- Source material -
:::::

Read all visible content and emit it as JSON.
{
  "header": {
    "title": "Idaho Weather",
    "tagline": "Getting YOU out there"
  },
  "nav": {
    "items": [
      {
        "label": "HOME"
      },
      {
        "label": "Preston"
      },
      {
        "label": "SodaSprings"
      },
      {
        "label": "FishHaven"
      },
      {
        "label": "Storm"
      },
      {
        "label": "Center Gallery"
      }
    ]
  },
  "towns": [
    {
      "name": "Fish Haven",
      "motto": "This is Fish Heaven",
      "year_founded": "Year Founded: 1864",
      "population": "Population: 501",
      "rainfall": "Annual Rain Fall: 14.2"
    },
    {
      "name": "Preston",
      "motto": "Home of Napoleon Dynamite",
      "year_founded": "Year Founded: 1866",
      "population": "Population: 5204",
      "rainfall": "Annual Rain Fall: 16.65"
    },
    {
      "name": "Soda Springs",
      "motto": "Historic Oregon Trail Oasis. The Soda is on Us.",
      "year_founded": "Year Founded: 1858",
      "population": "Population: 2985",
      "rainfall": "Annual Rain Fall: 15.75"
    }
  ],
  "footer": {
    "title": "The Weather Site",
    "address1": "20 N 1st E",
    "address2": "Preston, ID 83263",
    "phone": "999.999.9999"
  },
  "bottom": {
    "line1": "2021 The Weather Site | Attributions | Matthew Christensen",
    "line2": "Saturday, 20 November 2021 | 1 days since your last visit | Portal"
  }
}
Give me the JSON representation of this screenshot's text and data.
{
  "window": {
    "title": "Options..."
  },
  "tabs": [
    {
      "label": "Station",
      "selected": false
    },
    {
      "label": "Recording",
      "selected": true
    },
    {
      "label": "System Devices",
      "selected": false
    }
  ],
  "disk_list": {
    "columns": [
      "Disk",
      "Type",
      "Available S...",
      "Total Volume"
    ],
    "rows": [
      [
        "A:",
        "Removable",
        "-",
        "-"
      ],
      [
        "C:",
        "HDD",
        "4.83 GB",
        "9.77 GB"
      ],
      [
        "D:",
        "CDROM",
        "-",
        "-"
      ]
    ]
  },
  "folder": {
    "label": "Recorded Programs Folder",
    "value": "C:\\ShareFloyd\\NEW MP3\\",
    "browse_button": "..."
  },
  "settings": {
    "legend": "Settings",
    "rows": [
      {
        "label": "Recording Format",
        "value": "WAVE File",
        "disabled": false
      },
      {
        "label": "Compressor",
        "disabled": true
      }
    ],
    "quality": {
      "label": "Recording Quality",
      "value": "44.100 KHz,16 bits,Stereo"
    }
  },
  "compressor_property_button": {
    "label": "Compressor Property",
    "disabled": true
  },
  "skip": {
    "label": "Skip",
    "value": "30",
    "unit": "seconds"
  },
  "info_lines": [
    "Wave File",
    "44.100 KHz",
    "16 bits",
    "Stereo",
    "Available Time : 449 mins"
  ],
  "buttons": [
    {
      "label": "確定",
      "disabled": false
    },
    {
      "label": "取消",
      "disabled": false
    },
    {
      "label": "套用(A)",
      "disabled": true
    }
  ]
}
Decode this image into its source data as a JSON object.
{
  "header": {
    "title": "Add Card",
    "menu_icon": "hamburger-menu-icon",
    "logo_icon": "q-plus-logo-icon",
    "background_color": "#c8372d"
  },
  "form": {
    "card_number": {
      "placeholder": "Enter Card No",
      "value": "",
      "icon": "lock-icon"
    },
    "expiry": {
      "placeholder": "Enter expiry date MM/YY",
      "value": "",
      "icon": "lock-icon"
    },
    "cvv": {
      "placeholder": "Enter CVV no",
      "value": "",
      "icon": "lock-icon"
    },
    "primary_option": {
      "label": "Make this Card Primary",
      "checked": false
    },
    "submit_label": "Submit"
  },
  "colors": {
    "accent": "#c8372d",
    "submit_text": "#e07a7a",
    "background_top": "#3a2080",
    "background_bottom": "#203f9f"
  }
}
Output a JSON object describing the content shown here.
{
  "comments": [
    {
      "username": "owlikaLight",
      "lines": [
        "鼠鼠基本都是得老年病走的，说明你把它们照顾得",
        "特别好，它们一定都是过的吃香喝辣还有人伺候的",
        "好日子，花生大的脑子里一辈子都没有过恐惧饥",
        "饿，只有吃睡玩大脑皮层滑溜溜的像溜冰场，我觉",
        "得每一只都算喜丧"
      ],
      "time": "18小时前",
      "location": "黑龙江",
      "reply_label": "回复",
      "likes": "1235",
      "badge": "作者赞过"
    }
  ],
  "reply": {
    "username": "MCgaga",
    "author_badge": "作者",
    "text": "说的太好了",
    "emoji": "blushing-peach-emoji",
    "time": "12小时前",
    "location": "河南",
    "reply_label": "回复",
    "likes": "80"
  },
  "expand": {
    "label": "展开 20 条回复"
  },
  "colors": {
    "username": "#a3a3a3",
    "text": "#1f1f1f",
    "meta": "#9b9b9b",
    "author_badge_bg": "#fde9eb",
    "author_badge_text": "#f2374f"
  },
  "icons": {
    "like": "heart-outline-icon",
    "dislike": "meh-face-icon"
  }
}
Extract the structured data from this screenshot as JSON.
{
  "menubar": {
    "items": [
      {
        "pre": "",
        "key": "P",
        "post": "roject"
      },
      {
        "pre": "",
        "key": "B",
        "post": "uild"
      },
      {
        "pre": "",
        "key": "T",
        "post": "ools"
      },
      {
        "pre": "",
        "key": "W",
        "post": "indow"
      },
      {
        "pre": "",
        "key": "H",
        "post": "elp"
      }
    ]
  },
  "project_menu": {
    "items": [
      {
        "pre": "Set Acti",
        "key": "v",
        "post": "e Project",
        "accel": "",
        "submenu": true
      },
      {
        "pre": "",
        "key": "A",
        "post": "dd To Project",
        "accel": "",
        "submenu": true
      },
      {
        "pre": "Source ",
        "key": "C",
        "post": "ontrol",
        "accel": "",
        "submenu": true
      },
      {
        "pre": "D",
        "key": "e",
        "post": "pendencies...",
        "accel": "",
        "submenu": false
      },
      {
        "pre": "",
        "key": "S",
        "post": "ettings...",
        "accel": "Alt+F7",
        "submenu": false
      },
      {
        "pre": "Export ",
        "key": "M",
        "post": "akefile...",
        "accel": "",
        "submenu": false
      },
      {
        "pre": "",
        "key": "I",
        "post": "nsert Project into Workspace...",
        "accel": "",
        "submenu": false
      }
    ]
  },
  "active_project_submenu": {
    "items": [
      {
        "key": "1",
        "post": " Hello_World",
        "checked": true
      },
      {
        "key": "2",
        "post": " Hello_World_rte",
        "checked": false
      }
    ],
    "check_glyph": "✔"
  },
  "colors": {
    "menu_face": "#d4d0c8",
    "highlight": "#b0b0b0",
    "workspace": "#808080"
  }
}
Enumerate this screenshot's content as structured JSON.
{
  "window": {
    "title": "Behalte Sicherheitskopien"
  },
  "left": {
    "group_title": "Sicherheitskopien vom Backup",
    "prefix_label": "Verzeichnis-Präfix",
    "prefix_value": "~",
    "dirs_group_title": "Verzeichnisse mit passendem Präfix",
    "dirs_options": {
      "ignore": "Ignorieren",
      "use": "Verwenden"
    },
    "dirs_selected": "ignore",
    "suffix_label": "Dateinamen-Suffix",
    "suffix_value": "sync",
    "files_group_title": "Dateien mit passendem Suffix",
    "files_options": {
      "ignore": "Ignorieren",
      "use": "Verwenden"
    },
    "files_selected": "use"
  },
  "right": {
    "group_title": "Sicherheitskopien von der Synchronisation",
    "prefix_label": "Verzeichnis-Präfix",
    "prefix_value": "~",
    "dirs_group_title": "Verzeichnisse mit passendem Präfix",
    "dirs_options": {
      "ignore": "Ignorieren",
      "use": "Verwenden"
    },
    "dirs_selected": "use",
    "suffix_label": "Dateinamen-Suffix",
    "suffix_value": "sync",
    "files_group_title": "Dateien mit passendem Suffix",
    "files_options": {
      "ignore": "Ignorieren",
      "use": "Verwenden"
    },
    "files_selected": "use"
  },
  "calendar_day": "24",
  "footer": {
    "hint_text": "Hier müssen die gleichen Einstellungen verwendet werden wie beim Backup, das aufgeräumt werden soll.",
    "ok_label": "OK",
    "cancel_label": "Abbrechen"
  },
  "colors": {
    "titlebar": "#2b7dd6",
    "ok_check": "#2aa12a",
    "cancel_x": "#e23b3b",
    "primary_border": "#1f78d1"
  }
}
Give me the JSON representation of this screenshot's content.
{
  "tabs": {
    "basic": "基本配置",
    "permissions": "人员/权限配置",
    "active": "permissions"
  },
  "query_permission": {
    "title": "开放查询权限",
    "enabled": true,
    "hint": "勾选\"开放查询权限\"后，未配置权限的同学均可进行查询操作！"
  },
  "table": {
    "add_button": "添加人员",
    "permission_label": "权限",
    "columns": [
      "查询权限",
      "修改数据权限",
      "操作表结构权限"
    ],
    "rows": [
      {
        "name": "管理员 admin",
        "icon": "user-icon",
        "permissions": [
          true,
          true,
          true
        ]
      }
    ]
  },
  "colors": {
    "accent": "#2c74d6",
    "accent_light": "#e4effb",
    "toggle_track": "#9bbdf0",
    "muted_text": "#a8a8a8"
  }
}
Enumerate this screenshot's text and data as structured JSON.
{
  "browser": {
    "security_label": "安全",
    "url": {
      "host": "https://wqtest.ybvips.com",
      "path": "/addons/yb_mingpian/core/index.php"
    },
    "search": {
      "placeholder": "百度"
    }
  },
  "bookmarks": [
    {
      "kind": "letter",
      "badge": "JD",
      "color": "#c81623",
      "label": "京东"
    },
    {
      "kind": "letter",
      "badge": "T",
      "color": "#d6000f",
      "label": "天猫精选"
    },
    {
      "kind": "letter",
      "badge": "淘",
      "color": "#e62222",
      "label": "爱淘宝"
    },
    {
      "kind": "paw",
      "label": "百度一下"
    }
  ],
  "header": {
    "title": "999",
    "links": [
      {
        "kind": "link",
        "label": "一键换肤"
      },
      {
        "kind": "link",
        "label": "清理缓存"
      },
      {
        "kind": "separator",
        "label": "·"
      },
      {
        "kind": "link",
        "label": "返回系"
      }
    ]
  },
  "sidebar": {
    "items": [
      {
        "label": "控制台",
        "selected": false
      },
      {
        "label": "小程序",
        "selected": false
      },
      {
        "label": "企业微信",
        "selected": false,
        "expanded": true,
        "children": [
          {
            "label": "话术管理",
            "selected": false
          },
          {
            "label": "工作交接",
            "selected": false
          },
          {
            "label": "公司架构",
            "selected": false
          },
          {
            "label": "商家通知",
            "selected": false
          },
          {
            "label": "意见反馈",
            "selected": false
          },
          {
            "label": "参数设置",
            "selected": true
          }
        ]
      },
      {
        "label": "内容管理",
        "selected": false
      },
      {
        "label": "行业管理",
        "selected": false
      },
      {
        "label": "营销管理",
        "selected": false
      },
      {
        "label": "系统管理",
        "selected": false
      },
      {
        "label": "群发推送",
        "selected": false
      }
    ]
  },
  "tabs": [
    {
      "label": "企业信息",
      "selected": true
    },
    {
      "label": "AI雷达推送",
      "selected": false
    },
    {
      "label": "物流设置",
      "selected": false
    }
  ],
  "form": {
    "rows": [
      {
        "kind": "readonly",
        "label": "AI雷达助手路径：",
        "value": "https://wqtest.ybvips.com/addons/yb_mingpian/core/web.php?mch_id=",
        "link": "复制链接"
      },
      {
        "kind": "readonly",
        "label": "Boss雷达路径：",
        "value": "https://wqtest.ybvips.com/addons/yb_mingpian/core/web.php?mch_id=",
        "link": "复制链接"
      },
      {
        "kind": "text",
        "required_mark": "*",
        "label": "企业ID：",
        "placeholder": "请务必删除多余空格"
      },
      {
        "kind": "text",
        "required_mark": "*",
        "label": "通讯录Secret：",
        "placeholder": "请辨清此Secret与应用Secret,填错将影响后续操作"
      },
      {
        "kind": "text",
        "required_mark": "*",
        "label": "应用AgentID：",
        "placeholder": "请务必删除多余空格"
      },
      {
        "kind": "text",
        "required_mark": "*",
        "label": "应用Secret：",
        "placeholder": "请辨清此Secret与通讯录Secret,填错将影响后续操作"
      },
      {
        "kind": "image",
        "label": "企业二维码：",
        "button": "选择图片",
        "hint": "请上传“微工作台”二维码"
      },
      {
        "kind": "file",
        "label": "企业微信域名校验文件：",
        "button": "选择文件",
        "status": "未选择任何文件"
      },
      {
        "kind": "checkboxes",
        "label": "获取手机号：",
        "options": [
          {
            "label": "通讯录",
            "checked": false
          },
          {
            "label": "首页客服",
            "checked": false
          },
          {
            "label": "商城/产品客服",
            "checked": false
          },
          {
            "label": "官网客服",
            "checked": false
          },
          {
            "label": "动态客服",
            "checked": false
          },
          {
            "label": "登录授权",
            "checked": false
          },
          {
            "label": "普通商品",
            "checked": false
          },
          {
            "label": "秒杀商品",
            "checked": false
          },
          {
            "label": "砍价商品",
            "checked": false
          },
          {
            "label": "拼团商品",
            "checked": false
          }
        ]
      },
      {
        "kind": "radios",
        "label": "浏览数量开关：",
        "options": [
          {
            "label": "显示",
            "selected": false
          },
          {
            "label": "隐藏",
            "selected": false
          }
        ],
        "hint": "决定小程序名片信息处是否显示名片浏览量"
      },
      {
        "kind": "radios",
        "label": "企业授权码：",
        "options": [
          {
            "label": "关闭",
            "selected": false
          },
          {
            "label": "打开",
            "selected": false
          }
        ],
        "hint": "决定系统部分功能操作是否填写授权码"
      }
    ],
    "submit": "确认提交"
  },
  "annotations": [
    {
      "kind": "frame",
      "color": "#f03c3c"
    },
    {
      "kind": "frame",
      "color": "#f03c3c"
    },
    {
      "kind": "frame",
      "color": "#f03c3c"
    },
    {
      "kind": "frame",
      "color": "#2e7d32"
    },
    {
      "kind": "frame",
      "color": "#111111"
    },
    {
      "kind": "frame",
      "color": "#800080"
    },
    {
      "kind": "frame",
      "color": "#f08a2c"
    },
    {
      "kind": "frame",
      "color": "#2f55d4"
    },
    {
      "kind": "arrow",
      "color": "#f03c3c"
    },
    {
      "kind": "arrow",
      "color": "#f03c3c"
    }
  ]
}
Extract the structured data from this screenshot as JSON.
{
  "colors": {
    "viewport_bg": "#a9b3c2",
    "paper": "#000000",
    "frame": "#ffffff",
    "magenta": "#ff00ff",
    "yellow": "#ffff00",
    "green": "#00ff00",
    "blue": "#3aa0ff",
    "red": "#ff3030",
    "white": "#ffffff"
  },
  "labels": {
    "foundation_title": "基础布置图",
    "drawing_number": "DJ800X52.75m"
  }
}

:::::

- To be done -
Examine the listing and say how many of its lines contain the string "Annual". Give the number alone.

- Exercise answer -
3